WORK TO DO = Every line of the material is to be repeated exactly as it stands.

## Start DATA PROVIDED

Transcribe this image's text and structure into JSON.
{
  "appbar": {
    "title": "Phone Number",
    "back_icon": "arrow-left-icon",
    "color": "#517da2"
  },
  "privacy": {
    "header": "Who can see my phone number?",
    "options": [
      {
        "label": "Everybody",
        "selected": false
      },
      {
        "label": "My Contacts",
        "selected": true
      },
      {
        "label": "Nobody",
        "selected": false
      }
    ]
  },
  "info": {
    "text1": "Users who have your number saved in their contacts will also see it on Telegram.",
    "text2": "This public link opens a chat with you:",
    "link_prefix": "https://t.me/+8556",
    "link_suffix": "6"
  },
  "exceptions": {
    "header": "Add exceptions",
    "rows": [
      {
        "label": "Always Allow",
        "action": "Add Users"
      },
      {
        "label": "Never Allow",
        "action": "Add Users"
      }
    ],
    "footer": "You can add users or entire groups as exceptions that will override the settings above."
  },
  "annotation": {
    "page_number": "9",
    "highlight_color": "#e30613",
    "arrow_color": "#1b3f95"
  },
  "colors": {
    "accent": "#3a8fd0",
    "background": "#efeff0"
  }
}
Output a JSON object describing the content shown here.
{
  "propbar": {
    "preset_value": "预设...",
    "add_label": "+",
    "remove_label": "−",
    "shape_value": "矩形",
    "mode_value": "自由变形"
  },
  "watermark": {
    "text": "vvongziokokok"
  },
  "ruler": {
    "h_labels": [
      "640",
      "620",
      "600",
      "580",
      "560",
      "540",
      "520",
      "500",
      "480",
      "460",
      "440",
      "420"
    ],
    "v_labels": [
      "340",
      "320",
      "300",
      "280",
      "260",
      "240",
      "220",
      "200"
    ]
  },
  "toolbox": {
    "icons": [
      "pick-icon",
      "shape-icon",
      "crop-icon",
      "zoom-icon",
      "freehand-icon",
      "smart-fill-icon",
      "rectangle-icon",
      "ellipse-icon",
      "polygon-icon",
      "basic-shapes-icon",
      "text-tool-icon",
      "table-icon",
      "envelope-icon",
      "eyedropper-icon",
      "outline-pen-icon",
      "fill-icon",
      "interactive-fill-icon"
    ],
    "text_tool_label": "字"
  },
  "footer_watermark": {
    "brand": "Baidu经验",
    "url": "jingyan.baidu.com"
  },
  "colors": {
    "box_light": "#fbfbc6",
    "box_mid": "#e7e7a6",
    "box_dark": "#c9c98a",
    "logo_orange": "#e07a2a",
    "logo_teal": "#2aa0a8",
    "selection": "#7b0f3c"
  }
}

## End DATA PROVIDED

TASK OUTPUT =
Transcribe this image's text and structure into JSON.
{
  "appbar": {
    "title": "Phone Number",
    "back_icon": "arrow-left-icon",
    "color": "#517da2"
  },
  "privacy": {
    "header": "Who can see my phone number?",
    "options": [
      {
        "label": "Everybody",
        "selected": false
      },
      {
        "label": "My Contacts",
        "selected": true
      },
      {
        "label": "Nobody",
        "selected": false
      }
    ]
  },
  "info": {
    "text1": "Users who have your number saved in their contacts will also see it on Telegram.",
    "text2": "This public link opens a chat with you:",
    "link_prefix": "https://t.me/+8556",
    "link_suffix": "6"
  },
  "exceptions": {
    "header": "Add exceptions",
    "rows": [
      {
        "label": "Always Allow",
        "action": "Add Users"
      },
      {
        "label": "Never Allow",
        "action": "Add Users"
      }
    ],
    "footer": "You can add users or entire groups as exceptions that will override the settings above."
  },
  "annotation": {
    "page_number": "9",
    "highlight_color": "#e30613",
    "arrow_color": "#1b3f95"
  },
  "colors": {
    "accent": "#3a8fd0",
    "background": "#efeff0"
  }
}
Output a JSON object describing the content shown here.
{
  "propbar": {
    "preset_value": "预设...",
    "add_label": "+",
    "remove_label": "−",
    "shape_value": "矩形",
    "mode_value": "自由变形"
  },
  "watermark": {
    "text": "vvongziokokok"
  },
  "ruler": {
    "h_labels": [
      "640",
      "620",
      "600",
      "580",
      "560",
      "540",
      "520",
      "500",
      "480",
      "460",
      "440",
      "420"
    ],
    "v_labels": [
      "340",
      "320",
      "300",
      "280",
      "260",
      "240",
      "220",
      "200"
    ]
  },
  "toolbox": {
    "icons": [
      "pick-icon",
      "shape-icon",
      "crop-icon",
      "zoom-icon",
      "freehand-icon",
      "smart-fill-icon",
      "rectangle-icon",
      "ellipse-icon",
      "polygon-icon",
      "basic-shapes-icon",
      "text-tool-icon",
      "table-icon",
      "envelope-icon",
      "eyedropper-icon",
      "outline-pen-icon",
      "fill-icon",
      "interactive-fill-icon"
    ],
    "text_tool_label": "字"
  },
  "footer_watermark": {
    "brand": "Baidu经验",
    "url": "jingyan.baidu.com"
  },
  "colors": {
    "box_light": "#fbfbc6",
    "box_mid": "#e7e7a6",
    "box_dark": "#c9c98a",
    "logo_orange": "#e07a2a",
    "logo_teal": "#2aa0a8",
    "selection": "#7b0f3c"
  }
}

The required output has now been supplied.